What you should do: Go through the listing beneath this task and return every line that carries the string "text".

Dataset entries:
================================

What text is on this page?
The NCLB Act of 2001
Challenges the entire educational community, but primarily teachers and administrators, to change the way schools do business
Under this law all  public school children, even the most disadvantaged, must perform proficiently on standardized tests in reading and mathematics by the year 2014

================================

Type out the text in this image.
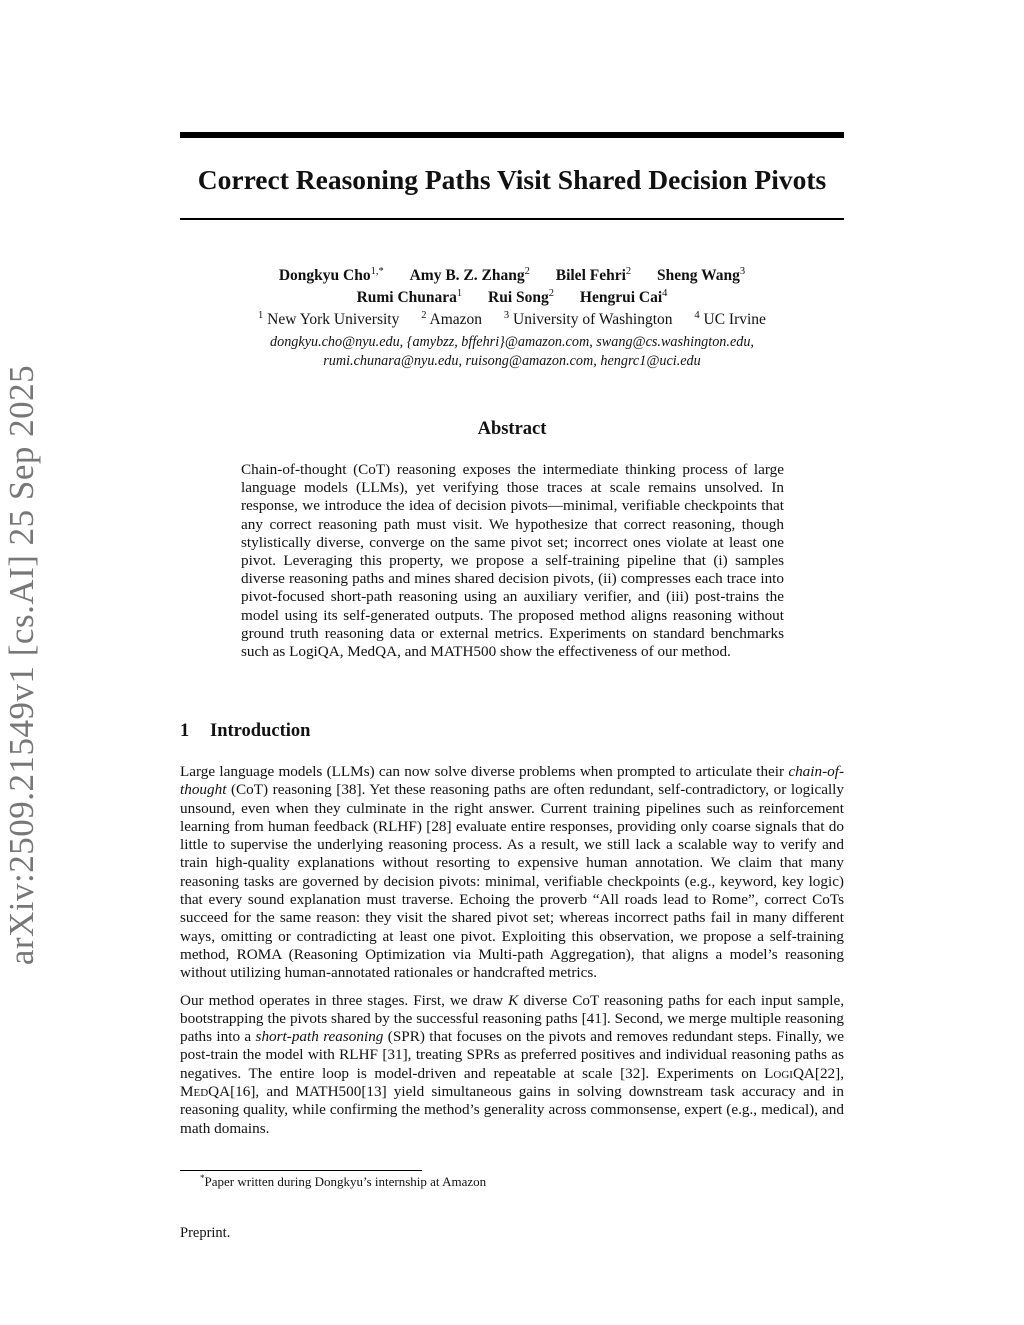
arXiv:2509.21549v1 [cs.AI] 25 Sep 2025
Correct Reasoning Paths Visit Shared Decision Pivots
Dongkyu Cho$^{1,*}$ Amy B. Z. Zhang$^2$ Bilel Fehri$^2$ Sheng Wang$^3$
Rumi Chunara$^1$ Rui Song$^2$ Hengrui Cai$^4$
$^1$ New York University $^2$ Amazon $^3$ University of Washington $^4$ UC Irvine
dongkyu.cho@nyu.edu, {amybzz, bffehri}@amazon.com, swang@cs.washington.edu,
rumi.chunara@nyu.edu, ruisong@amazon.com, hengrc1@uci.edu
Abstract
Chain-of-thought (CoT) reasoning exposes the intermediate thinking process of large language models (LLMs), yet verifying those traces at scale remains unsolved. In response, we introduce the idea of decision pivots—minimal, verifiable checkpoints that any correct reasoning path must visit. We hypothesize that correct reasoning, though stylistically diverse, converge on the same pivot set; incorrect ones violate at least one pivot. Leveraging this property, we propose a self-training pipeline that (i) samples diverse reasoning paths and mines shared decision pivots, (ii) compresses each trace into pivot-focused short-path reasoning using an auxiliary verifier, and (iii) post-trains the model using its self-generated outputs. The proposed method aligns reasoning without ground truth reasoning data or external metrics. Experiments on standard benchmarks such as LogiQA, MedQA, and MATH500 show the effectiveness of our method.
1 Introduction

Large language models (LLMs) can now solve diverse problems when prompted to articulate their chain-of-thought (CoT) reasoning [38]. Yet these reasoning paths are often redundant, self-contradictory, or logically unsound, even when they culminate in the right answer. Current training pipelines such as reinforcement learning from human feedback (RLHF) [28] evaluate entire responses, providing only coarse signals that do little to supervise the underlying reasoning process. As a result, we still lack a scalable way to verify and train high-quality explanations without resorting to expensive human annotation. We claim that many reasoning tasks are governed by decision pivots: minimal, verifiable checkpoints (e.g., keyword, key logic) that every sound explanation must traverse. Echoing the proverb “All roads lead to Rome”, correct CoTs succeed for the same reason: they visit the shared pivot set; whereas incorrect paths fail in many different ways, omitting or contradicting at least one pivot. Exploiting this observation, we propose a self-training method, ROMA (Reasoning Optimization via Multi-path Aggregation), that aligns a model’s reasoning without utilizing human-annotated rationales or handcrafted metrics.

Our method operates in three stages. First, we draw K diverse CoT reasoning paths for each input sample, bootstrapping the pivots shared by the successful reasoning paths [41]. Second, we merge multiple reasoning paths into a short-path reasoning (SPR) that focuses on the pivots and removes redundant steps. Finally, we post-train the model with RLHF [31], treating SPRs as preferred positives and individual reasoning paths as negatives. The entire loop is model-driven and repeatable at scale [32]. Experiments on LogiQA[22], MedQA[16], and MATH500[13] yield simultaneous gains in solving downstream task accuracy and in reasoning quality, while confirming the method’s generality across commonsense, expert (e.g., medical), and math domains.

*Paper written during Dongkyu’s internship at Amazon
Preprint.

================================

Complete output:
What text is on this page?
Type out the text in this image.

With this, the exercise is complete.